• **What you have to do**: Send back the entries below exactly as they appear.
☆ ☆ ☆ ☆ ☆
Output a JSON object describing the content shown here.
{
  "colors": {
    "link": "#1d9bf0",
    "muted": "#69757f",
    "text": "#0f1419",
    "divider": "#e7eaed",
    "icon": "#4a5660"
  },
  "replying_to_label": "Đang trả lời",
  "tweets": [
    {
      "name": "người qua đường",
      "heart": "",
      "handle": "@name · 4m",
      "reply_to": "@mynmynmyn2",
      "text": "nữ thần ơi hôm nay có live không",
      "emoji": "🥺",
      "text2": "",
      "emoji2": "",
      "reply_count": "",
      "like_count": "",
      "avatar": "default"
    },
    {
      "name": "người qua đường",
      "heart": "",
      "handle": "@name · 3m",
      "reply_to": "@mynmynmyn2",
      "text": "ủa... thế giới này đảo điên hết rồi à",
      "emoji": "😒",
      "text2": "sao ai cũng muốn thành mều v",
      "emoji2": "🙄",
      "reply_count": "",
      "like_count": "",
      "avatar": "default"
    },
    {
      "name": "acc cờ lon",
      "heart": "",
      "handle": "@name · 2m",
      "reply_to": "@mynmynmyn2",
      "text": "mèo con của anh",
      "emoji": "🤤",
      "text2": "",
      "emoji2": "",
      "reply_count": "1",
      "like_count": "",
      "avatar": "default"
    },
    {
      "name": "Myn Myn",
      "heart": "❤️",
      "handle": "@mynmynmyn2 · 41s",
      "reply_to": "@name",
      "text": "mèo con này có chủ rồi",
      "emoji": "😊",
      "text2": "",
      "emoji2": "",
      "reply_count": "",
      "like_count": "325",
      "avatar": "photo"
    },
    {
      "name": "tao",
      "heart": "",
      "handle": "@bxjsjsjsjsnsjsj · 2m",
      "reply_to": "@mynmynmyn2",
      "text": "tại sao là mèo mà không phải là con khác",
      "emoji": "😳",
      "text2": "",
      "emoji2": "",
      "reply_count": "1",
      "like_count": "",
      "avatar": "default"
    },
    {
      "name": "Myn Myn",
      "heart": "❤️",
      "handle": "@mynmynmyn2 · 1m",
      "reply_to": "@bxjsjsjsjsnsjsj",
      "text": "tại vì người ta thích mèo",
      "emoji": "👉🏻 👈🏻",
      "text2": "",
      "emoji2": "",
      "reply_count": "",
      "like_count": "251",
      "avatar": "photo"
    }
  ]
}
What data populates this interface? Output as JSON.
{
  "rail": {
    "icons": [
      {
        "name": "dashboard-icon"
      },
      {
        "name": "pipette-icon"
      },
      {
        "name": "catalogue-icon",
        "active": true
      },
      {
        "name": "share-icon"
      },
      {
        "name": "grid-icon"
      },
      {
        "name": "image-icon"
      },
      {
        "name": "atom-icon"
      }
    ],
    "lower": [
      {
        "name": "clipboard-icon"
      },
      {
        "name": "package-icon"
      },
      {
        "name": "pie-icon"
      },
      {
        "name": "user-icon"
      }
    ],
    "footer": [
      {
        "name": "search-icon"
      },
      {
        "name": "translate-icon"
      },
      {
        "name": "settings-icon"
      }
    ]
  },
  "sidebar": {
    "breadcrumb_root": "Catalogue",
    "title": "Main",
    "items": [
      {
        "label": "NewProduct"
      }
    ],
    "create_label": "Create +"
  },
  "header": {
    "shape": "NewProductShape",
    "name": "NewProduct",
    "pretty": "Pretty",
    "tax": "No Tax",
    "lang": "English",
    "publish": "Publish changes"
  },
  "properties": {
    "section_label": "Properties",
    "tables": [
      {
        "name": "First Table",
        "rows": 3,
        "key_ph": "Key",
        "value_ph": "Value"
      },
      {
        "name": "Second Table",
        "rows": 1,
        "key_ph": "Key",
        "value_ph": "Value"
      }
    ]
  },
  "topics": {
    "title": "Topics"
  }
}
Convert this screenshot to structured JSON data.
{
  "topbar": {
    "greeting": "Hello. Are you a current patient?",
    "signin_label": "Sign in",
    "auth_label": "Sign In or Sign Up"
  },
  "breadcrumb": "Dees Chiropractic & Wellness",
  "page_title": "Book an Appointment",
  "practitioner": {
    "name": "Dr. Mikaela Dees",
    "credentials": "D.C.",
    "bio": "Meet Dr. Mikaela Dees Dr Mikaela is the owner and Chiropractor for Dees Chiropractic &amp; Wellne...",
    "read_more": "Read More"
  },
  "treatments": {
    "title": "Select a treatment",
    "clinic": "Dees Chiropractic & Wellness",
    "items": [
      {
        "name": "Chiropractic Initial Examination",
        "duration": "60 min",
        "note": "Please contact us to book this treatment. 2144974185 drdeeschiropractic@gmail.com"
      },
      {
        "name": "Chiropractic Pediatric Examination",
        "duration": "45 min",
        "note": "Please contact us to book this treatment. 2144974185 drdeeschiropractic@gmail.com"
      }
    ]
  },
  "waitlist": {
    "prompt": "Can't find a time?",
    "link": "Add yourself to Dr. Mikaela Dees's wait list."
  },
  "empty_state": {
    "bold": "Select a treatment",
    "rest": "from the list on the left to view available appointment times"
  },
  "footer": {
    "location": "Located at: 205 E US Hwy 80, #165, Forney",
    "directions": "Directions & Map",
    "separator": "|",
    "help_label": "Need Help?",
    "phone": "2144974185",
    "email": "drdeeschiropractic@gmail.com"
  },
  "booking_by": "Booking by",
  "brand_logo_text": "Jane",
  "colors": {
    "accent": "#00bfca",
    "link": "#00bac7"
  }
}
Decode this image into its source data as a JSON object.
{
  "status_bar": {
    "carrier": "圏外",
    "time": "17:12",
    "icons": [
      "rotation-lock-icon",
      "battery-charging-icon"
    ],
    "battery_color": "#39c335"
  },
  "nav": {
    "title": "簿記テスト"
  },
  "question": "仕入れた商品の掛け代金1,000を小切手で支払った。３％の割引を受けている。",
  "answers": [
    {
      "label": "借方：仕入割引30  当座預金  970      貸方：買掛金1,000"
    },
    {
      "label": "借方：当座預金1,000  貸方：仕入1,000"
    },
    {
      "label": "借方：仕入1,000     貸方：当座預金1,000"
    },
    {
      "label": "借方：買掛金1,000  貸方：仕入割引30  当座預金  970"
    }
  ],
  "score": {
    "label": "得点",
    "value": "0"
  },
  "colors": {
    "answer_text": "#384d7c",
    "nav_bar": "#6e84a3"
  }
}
☆ ☆ ☆ ☆ ☆
• **The reply**:
Output a JSON object describing the content shown here.
{
  "colors": {
    "link": "#1d9bf0",
    "muted": "#69757f",
    "text": "#0f1419",
    "divider": "#e7eaed",
    "icon": "#4a5660"
  },
  "replying_to_label": "Đang trả lời",
  "tweets": [
    {
      "name": "người qua đường",
      "heart": "",
      "handle": "@name · 4m",
      "reply_to": "@mynmynmyn2",
      "text": "nữ thần ơi hôm nay có live không",
      "emoji": "🥺",
      "text2": "",
      "emoji2": "",
      "reply_count": "",
      "like_count": "",
      "avatar": "default"
    },
    {
      "name": "người qua đường",
      "heart": "",
      "handle": "@name · 3m",
      "reply_to": "@mynmynmyn2",
      "text": "ủa... thế giới này đảo điên hết rồi à",
      "emoji": "😒",
      "text2": "sao ai cũng muốn thành mều v",
      "emoji2": "🙄",
      "reply_count": "",
      "like_count": "",
      "avatar": "default"
    },
    {
      "name": "acc cờ lon",
      "heart": "",
      "handle": "@name · 2m",
      "reply_to": "@mynmynmyn2",
      "text": "mèo con của anh",
      "emoji": "🤤",
      "text2": "",
      "emoji2": "",
      "reply_count": "1",
      "like_count": "",
      "avatar": "default"
    },
    {
      "name": "Myn Myn",
      "heart": "❤️",
      "handle": "@mynmynmyn2 · 41s",
      "reply_to": "@name",
      "text": "mèo con này có chủ rồi",
      "emoji": "😊",
      "text2": "",
      "emoji2": "",
      "reply_count": "",
      "like_count": "325",
      "avatar": "photo"
    },
    {
      "name": "tao",
      "heart": "",
      "handle": "@bxjsjsjsjsnsjsj · 2m",
      "reply_to": "@mynmynmyn2",
      "text": "tại sao là mèo mà không phải là con khác",
      "emoji": "😳",
      "text2": "",
      "emoji2": "",
      "reply_count": "1",
      "like_count": "",
      "avatar": "default"
    },
    {
      "name": "Myn Myn",
      "heart": "❤️",
      "handle": "@mynmynmyn2 · 1m",
      "reply_to": "@bxjsjsjsjsnsjsj",
      "text": "tại vì người ta thích mèo",
      "emoji": "👉🏻 👈🏻",
      "text2": "",
      "emoji2": "",
      "reply_count": "",
      "like_count": "251",
      "avatar": "photo"
    }
  ]
}
What data populates this interface? Output as JSON.
{
  "rail": {
    "icons": [
      {
        "name": "dashboard-icon"
      },
      {
        "name": "pipette-icon"
      },
      {
        "name": "catalogue-icon",
        "active": true
      },
      {
        "name": "share-icon"
      },
      {
        "name": "grid-icon"
      },
      {
        "name": "image-icon"
      },
      {
        "name": "atom-icon"
      }
    ],
    "lower": [
      {
        "name": "clipboard-icon"
      },
      {
        "name": "package-icon"
      },
      {
        "name": "pie-icon"
      },
      {
        "name": "user-icon"
      }
    ],
    "footer": [
      {
        "name": "search-icon"
      },
      {
        "name": "translate-icon"
      },
      {
        "name": "settings-icon"
      }
    ]
  },
  "sidebar": {
    "breadcrumb_root": "Catalogue",
    "title": "Main",
    "items": [
      {
        "label": "NewProduct"
      }
    ],
    "create_label": "Create +"
  },
  "header": {
    "shape": "NewProductShape",
    "name": "NewProduct",
    "pretty": "Pretty",
    "tax": "No Tax",
    "lang": "English",
    "publish": "Publish changes"
  },
  "properties": {
    "section_label": "Properties",
    "tables": [
      {
        "name": "First Table",
        "rows": 3,
        "key_ph": "Key",
        "value_ph": "Value"
      },
      {
        "name": "Second Table",
        "rows": 1,
        "key_ph": "Key",
        "value_ph": "Value"
      }
    ]
  },
  "topics": {
    "title": "Topics"
  }
}
Convert this screenshot to structured JSON data.
{
  "topbar": {
    "greeting": "Hello. Are you a current patient?",
    "signin_label": "Sign in",
    "auth_label": "Sign In or Sign Up"
  },
  "breadcrumb": "Dees Chiropractic & Wellness",
  "page_title": "Book an Appointment",
  "practitioner": {
    "name": "Dr. Mikaela Dees",
    "credentials": "D.C.",
    "bio": "Meet Dr. Mikaela Dees Dr Mikaela is the owner and Chiropractor for Dees Chiropractic &amp; Wellne...",
    "read_more": "Read More"
  },
  "treatments": {
    "title": "Select a treatment",
    "clinic": "Dees Chiropractic & Wellness",
    "items": [
      {
        "name": "Chiropractic Initial Examination",
        "duration": "60 min",
        "note": "Please contact us to book this treatment. 2144974185 drdeeschiropractic@gmail.com"
      },
      {
        "name": "Chiropractic Pediatric Examination",
        "duration": "45 min",
        "note": "Please contact us to book this treatment. 2144974185 drdeeschiropractic@gmail.com"
      }
    ]
  },
  "waitlist": {
    "prompt": "Can't find a time?",
    "link": "Add yourself to Dr. Mikaela Dees's wait list."
  },
  "empty_state": {
    "bold": "Select a treatment",
    "rest": "from the list on the left to view available appointment times"
  },
  "footer": {
    "location": "Located at: 205 E US Hwy 80, #165, Forney",
    "directions": "Directions & Map",
    "separator": "|",
    "help_label": "Need Help?",
    "phone": "2144974185",
    "email": "drdeeschiropractic@gmail.com"
  },
  "booking_by": "Booking by",
  "brand_logo_text": "Jane",
  "colors": {
    "accent": "#00bfca",
    "link": "#00bac7"
  }
}
Decode this image into its source data as a JSON object.
{
  "status_bar": {
    "carrier": "圏外",
    "time": "17:12",
    "icons": [
      "rotation-lock-icon",
      "battery-charging-icon"
    ],
    "battery_color": "#39c335"
  },
  "nav": {
    "title": "簿記テスト"
  },
  "question": "仕入れた商品の掛け代金1,000を小切手で支払った。３％の割引を受けている。",
  "answers": [
    {
      "label": "借方：仕入割引30  当座預金  970      貸方：買掛金1,000"
    },
    {
      "label": "借方：当座預金1,000  貸方：仕入1,000"
    },
    {
      "label": "借方：仕入1,000     貸方：当座預金1,000"
    },
    {
      "label": "借方：買掛金1,000  貸方：仕入割引30  当座預金  970"
    }
  ],
  "score": {
    "label": "得点",
    "value": "0"
  },
  "colors": {
    "answer_text": "#384d7c",
    "nav_bar": "#6e84a3"
  }
}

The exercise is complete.